**Exercise aim**
Locate the string "泉州开元寺" throughout the material and copy every line in which it occurs.

**Task material**

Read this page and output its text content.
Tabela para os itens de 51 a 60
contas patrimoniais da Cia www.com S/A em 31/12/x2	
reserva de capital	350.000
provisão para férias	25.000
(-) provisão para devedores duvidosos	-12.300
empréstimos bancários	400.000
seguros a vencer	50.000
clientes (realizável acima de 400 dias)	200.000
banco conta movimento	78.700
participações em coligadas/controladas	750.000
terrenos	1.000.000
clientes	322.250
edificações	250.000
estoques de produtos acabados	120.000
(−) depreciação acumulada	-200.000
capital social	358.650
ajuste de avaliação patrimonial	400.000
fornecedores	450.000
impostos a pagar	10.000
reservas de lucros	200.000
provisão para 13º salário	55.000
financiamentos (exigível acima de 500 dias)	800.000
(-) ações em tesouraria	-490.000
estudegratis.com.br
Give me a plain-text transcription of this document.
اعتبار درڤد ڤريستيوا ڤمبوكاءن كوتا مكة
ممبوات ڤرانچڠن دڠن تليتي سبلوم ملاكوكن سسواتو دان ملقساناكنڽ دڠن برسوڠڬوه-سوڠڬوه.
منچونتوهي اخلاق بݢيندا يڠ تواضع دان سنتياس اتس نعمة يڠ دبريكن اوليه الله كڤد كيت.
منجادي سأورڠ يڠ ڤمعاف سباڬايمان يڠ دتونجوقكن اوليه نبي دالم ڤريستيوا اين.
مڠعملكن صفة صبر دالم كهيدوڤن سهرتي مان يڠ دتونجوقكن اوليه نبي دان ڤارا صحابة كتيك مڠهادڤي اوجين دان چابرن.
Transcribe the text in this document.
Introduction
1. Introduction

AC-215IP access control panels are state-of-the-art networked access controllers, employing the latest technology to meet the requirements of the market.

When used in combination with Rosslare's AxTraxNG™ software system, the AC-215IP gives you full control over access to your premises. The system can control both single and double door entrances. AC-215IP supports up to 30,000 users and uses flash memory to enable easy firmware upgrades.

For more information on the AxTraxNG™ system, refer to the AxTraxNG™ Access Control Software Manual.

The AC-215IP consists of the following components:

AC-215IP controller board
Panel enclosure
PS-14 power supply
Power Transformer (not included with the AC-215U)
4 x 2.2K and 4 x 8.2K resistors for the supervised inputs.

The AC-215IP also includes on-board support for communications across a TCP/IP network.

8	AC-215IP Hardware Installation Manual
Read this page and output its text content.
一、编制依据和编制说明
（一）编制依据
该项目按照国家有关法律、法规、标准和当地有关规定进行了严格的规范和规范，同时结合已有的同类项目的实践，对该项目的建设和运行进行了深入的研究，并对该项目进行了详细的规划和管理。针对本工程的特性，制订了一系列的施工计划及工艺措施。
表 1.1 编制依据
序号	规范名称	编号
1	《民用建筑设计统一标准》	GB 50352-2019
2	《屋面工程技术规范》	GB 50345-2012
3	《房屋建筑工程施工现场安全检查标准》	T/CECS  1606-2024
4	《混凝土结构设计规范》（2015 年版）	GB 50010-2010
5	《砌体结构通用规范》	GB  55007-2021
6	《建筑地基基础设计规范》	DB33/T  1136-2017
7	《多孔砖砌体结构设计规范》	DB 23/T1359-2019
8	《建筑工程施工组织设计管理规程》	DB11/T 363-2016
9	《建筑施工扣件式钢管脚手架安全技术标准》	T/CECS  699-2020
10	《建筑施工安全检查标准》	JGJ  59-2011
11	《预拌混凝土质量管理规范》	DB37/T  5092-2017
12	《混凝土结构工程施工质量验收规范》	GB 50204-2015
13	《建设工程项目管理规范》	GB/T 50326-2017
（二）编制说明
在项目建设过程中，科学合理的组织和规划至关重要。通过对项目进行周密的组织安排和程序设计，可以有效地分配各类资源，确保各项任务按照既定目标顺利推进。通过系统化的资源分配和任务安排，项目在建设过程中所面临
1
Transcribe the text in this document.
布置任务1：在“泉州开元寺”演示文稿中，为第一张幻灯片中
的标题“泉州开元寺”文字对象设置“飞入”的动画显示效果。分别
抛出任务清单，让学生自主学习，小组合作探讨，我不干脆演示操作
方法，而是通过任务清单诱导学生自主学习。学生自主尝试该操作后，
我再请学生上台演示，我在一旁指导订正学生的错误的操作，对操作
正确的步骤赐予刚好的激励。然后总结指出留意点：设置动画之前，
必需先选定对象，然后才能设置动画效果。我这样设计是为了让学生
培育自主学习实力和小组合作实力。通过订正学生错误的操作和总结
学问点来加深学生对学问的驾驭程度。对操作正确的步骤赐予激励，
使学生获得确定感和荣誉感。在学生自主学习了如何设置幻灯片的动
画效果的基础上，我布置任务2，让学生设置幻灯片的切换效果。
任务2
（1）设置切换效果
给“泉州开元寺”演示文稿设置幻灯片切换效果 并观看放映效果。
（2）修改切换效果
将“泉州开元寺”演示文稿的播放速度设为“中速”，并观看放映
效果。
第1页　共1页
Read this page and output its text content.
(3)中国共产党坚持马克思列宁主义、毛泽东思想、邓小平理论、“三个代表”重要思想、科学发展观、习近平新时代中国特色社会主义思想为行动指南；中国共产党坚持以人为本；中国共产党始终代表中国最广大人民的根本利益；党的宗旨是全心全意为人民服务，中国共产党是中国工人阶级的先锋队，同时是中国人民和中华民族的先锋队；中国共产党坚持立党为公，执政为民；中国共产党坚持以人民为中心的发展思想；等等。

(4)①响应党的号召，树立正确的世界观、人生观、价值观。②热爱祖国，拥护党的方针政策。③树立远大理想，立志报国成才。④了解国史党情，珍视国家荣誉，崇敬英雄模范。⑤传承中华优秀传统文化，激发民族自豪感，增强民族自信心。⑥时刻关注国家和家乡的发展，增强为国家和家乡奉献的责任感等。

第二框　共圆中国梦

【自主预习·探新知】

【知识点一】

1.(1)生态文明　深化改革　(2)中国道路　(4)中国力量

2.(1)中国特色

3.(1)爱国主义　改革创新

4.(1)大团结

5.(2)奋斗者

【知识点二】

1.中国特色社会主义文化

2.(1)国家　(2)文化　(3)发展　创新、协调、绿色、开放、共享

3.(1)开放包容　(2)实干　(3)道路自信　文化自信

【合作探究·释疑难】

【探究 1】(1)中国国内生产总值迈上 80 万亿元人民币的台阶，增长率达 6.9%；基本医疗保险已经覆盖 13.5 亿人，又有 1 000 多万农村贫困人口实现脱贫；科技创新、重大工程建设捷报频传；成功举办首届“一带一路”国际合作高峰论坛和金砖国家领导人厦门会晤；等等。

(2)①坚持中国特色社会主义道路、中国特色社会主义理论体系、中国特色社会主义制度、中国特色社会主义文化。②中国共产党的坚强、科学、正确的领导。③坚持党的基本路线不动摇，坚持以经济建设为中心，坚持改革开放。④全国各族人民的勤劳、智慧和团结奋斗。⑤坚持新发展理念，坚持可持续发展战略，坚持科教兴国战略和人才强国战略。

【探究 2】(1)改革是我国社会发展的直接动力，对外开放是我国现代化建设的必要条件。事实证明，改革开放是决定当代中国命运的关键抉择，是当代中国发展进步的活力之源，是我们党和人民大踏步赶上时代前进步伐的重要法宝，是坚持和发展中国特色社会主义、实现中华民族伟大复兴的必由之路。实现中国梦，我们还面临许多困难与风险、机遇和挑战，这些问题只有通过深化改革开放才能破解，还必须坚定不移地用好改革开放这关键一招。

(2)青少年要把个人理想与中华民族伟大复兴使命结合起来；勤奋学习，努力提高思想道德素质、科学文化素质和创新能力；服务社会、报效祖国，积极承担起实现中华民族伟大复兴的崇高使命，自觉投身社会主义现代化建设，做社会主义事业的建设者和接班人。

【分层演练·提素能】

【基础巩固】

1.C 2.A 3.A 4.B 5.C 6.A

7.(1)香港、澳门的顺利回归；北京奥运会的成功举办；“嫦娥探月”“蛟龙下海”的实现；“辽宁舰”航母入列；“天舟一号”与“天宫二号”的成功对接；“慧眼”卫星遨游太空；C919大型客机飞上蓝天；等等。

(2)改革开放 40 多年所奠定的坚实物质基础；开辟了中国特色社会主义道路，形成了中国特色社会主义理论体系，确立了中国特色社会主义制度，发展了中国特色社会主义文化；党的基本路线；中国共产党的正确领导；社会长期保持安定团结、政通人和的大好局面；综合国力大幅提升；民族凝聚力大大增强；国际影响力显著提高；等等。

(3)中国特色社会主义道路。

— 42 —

**Task answer**
布置任务1：在“泉州开元寺”演示文稿中，为第一张幻灯片中
的标题“泉州开元寺”文字对象设置“飞入”的动画显示效果。分别
给“泉州开元寺”演示文稿设置幻灯片切换效果 并观看放映效果。
将“泉州开元寺”演示文稿的播放速度设为“中速”，并观看放映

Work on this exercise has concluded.